WHAT THE TASK REQUIRES: Please recast the records from the start through the line holding "The ball plunger 37 is at (245, 132).", inclusive, as a Markdown table with the columns "Row" and "Line", leaving out blank lines.

Part of a data file
START
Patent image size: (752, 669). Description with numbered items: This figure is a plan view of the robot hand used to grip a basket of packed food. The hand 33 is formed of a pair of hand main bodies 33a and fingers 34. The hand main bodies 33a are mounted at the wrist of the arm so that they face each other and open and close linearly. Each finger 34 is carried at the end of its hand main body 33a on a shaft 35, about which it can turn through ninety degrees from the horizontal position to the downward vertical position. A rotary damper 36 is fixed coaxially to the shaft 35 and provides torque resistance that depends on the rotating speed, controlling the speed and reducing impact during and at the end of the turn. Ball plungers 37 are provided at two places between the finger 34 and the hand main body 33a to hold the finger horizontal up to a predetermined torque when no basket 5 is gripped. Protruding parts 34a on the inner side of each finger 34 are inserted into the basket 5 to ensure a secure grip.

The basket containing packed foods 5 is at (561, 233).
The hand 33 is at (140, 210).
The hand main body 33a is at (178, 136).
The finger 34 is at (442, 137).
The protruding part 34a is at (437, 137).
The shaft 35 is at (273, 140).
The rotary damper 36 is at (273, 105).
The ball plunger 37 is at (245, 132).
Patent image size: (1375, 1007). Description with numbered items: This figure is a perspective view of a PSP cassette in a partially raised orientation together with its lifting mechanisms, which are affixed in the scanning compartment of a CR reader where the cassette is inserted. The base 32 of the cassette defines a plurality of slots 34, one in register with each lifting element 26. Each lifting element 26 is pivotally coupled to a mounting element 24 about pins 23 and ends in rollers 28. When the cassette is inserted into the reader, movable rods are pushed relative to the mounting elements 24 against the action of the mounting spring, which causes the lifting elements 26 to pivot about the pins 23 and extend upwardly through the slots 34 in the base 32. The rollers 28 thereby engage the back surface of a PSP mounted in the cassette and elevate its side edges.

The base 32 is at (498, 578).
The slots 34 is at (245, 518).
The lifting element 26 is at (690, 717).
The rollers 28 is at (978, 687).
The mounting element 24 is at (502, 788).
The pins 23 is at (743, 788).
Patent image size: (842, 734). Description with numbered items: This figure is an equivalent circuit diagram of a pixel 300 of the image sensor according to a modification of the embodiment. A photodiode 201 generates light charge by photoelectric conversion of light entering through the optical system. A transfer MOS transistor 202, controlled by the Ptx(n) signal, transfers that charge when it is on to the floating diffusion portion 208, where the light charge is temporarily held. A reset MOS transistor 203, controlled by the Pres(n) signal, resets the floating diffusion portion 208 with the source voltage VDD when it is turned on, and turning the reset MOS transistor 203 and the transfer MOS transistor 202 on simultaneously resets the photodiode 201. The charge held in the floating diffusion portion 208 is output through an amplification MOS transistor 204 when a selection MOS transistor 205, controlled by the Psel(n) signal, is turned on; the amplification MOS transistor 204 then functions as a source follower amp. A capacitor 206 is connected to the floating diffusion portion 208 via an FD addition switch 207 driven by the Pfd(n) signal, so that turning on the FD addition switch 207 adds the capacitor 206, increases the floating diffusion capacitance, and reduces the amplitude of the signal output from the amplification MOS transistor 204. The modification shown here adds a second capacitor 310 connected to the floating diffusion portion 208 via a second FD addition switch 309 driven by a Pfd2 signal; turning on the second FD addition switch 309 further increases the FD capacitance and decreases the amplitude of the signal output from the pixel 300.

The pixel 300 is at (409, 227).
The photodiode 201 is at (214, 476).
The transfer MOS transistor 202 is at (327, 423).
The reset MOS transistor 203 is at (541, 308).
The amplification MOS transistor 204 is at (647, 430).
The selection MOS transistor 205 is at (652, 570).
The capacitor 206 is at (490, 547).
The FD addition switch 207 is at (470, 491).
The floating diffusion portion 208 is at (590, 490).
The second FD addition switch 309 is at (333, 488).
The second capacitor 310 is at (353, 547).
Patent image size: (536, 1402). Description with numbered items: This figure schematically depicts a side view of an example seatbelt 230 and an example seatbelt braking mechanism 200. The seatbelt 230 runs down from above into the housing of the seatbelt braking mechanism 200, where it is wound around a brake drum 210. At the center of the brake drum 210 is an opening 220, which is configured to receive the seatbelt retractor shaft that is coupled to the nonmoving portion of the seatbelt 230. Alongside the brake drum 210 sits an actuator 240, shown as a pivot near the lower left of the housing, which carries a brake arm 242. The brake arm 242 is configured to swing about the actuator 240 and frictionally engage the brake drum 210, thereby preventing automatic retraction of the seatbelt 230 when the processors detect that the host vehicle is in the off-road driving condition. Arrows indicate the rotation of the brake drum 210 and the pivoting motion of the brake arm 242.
END
EXERCISE OUTPUT:
| Row | Line |
|---|---|
| 1 | Patent image size: (752, 669). Description with numbered items: This figure is a plan view of the robot hand used to grip a basket of packed food. The hand 33 is formed of a pair of hand main bodies 33a and fingers 34. The hand main bodies 33a are mounted at the wrist of the arm so that they face each other and open and close linearly. Each finger 34 is carried at the end of its hand main body 33a on a shaft 35, about which it can turn through ninety degrees from the horizontal position to the downward vertical position. A rotary damper 36 is fixed coaxially to the shaft 35 and provides torque resistance that depends on the rotating speed, controlling the speed and reducing impact during and at the end of the turn. Ball plungers 37 are provided at two places between the finger 34 and the hand main body 33a to hold the finger horizontal up to a predetermined torque when no basket 5 is gripped. Protruding parts 34a on the inner side of each finger 34 are inserted into the basket 5 to ensure a secure grip. |
| 2 | The basket containing packed foods 5 is at (561, 233). |
| 3 | The hand 33 is at (140, 210). |
| 4 | The hand main body 33a is at (178, 136). |
| 5 | The finger 34 is at (442, 137). |
| 6 | The protruding part 34a is at (437, 137). |
| 7 | The shaft 35 is at (273, 140). |
| 8 | The rotary damper 36 is at (273, 105). |
| 9 | The ball plunger 37 is at (245, 132). |